In full and without alteration, give the listing again.
:::
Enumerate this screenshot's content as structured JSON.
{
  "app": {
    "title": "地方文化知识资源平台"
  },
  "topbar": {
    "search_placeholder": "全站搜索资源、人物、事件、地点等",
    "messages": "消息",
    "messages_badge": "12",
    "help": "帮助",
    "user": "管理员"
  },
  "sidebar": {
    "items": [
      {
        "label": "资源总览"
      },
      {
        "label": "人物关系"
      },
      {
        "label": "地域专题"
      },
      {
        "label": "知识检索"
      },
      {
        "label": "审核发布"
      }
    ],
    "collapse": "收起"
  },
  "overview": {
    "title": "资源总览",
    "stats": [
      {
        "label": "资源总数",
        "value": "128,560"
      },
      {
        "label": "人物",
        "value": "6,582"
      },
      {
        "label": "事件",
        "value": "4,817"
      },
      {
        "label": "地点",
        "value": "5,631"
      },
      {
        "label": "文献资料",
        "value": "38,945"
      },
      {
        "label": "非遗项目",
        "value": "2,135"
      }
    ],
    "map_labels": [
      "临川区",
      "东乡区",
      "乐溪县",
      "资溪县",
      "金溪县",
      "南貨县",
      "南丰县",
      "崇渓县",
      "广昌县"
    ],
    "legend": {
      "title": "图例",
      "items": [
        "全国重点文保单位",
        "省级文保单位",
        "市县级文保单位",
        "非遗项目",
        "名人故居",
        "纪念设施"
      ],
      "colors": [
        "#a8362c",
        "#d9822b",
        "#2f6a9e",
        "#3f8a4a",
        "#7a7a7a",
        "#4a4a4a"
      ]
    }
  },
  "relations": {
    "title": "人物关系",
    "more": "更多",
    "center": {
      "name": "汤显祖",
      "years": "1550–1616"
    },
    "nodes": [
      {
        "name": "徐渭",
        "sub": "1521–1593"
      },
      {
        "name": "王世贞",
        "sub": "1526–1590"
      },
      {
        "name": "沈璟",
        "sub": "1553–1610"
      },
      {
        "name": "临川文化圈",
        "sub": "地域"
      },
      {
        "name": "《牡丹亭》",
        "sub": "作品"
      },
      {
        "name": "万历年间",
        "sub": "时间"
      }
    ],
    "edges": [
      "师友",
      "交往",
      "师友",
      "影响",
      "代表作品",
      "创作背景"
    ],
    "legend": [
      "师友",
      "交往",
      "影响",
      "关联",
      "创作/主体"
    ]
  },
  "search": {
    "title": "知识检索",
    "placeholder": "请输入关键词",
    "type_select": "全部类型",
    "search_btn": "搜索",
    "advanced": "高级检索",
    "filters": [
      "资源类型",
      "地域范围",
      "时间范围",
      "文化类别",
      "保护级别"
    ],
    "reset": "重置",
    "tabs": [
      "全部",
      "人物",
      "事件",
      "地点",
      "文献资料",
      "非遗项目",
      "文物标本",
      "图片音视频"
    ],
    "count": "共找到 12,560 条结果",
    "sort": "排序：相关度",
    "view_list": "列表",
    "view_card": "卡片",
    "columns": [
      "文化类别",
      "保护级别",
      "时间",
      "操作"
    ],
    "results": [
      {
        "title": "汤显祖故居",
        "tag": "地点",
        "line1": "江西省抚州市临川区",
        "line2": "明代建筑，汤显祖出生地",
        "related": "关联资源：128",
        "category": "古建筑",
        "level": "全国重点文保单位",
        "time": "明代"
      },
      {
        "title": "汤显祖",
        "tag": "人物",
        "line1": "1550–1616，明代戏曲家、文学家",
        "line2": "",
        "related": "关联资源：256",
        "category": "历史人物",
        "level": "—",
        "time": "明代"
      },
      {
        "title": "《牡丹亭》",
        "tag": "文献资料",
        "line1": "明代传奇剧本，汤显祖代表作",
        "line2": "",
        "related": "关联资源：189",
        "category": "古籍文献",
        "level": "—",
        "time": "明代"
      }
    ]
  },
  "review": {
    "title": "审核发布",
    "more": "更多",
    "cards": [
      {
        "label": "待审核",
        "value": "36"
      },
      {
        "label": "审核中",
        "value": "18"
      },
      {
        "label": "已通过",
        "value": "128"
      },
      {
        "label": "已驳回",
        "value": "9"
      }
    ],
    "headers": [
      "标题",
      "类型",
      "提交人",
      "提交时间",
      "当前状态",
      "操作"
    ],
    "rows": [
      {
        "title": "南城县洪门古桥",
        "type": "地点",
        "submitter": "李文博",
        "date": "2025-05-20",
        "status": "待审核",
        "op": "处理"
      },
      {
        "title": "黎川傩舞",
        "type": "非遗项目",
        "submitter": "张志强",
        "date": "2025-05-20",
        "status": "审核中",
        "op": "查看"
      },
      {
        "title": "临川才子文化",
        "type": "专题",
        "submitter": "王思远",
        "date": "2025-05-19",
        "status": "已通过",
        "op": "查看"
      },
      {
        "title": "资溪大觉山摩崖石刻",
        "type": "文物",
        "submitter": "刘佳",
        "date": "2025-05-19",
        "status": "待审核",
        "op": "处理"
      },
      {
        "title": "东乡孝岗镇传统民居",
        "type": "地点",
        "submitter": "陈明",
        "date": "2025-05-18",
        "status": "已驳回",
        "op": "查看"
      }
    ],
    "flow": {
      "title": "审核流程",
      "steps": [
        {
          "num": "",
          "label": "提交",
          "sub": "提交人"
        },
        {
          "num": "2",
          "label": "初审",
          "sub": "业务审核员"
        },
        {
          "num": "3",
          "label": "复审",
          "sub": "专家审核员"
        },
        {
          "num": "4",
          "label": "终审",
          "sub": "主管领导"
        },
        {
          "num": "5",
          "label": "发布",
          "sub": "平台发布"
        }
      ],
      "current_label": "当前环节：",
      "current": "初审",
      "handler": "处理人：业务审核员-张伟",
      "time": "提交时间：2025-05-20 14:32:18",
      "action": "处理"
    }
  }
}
:::
» **Finished task**:
Enumerate this screenshot's content as structured JSON.
{
  "app": {
    "title": "地方文化知识资源平台"
  },
  "topbar": {
    "search_placeholder": "全站搜索资源、人物、事件、地点等",
    "messages": "消息",
    "messages_badge": "12",
    "help": "帮助",
    "user": "管理员"
  },
  "sidebar": {
    "items": [
      {
        "label": "资源总览"
      },
      {
        "label": "人物关系"
      },
      {
        "label": "地域专题"
      },
      {
        "label": "知识检索"
      },
      {
        "label": "审核发布"
      }
    ],
    "collapse": "收起"
  },
  "overview": {
    "title": "资源总览",
    "stats": [
      {
        "label": "资源总数",
        "value": "128,560"
      },
      {
        "label": "人物",
        "value": "6,582"
      },
      {
        "label": "事件",
        "value": "4,817"
      },
      {
        "label": "地点",
        "value": "5,631"
      },
      {
        "label": "文献资料",
        "value": "38,945"
      },
      {
        "label": "非遗项目",
        "value": "2,135"
      }
    ],
    "map_labels": [
      "临川区",
      "东乡区",
      "乐溪县",
      "资溪县",
      "金溪县",
      "南貨县",
      "南丰县",
      "崇渓县",
      "广昌县"
    ],
    "legend": {
      "title": "图例",
      "items": [
        "全国重点文保单位",
        "省级文保单位",
        "市县级文保单位",
        "非遗项目",
        "名人故居",
        "纪念设施"
      ],
      "colors": [
        "#a8362c",
        "#d9822b",
        "#2f6a9e",
        "#3f8a4a",
        "#7a7a7a",
        "#4a4a4a"
      ]
    }
  },
  "relations": {
    "title": "人物关系",
    "more": "更多",
    "center": {
      "name": "汤显祖",
      "years": "1550–1616"
    },
    "nodes": [
      {
        "name": "徐渭",
        "sub": "1521–1593"
      },
      {
        "name": "王世贞",
        "sub": "1526–1590"
      },
      {
        "name": "沈璟",
        "sub": "1553–1610"
      },
      {
        "name": "临川文化圈",
        "sub": "地域"
      },
      {
        "name": "《牡丹亭》",
        "sub": "作品"
      },
      {
        "name": "万历年间",
        "sub": "时间"
      }
    ],
    "edges": [
      "师友",
      "交往",
      "师友",
      "影响",
      "代表作品",
      "创作背景"
    ],
    "legend": [
      "师友",
      "交往",
      "影响",
      "关联",
      "创作/主体"
    ]
  },
  "search": {
    "title": "知识检索",
    "placeholder": "请输入关键词",
    "type_select": "全部类型",
    "search_btn": "搜索",
    "advanced": "高级检索",
    "filters": [
      "资源类型",
      "地域范围",
      "时间范围",
      "文化类别",
      "保护级别"
    ],
    "reset": "重置",
    "tabs": [
      "全部",
      "人物",
      "事件",
      "地点",
      "文献资料",
      "非遗项目",
      "文物标本",
      "图片音视频"
    ],
    "count": "共找到 12,560 条结果",
    "sort": "排序：相关度",
    "view_list": "列表",
    "view_card": "卡片",
    "columns": [
      "文化类别",
      "保护级别",
      "时间",
      "操作"
    ],
    "results": [
      {
        "title": "汤显祖故居",
        "tag": "地点",
        "line1": "江西省抚州市临川区",
        "line2": "明代建筑，汤显祖出生地",
        "related": "关联资源：128",
        "category": "古建筑",
        "level": "全国重点文保单位",
        "time": "明代"
      },
      {
        "title": "汤显祖",
        "tag": "人物",
        "line1": "1550–1616，明代戏曲家、文学家",
        "line2": "",
        "related": "关联资源：256",
        "category": "历史人物",
        "level": "—",
        "time": "明代"
      },
      {
        "title": "《牡丹亭》",
        "tag": "文献资料",
        "line1": "明代传奇剧本，汤显祖代表作",
        "line2": "",
        "related": "关联资源：189",
        "category": "古籍文献",
        "level": "—",
        "time": "明代"
      }
    ]
  },
  "review": {
    "title": "审核发布",
    "more": "更多",
    "cards": [
      {
        "label": "待审核",
        "value": "36"
      },
      {
        "label": "审核中",
        "value": "18"
      },
      {
        "label": "已通过",
        "value": "128"
      },
      {
        "label": "已驳回",
        "value": "9"
      }
    ],
    "headers": [
      "标题",
      "类型",
      "提交人",
      "提交时间",
      "当前状态",
      "操作"
    ],
    "rows": [
      {
        "title": "南城县洪门古桥",
        "type": "地点",
        "submitter": "李文博",
        "date": "2025-05-20",
        "status": "待审核",
        "op": "处理"
      },
      {
        "title": "黎川傩舞",
        "type": "非遗项目",
        "submitter": "张志强",
        "date": "2025-05-20",
        "status": "审核中",
        "op": "查看"
      },
      {
        "title": "临川才子文化",
        "type": "专题",
        "submitter": "王思远",
        "date": "2025-05-19",
        "status": "已通过",
        "op": "查看"
      },
      {
        "title": "资溪大觉山摩崖石刻",
        "type": "文物",
        "submitter": "刘佳",
        "date": "2025-05-19",
        "status": "待审核",
        "op": "处理"
      },
      {
        "title": "东乡孝岗镇传统民居",
        "type": "地点",
        "submitter": "陈明",
        "date": "2025-05-18",
        "status": "已驳回",
        "op": "查看"
      }
    ],
    "flow": {
      "title": "审核流程",
      "steps": [
        {
          "num": "",
          "label": "提交",
          "sub": "提交人"
        },
        {
          "num": "2",
          "label": "初审",
          "sub": "业务审核员"
        },
        {
          "num": "3",
          "label": "复审",
          "sub": "专家审核员"
        },
        {
          "num": "4",
          "label": "终审",
          "sub": "主管领导"
        },
        {
          "num": "5",
          "label": "发布",
          "sub": "平台发布"
        }
      ],
      "current_label": "当前环节：",
      "current": "初审",
      "handler": "处理人：业务审核员-张伟",
      "time": "提交时间：2025-05-20 14:32:18",
      "action": "处理"
    }
  }
}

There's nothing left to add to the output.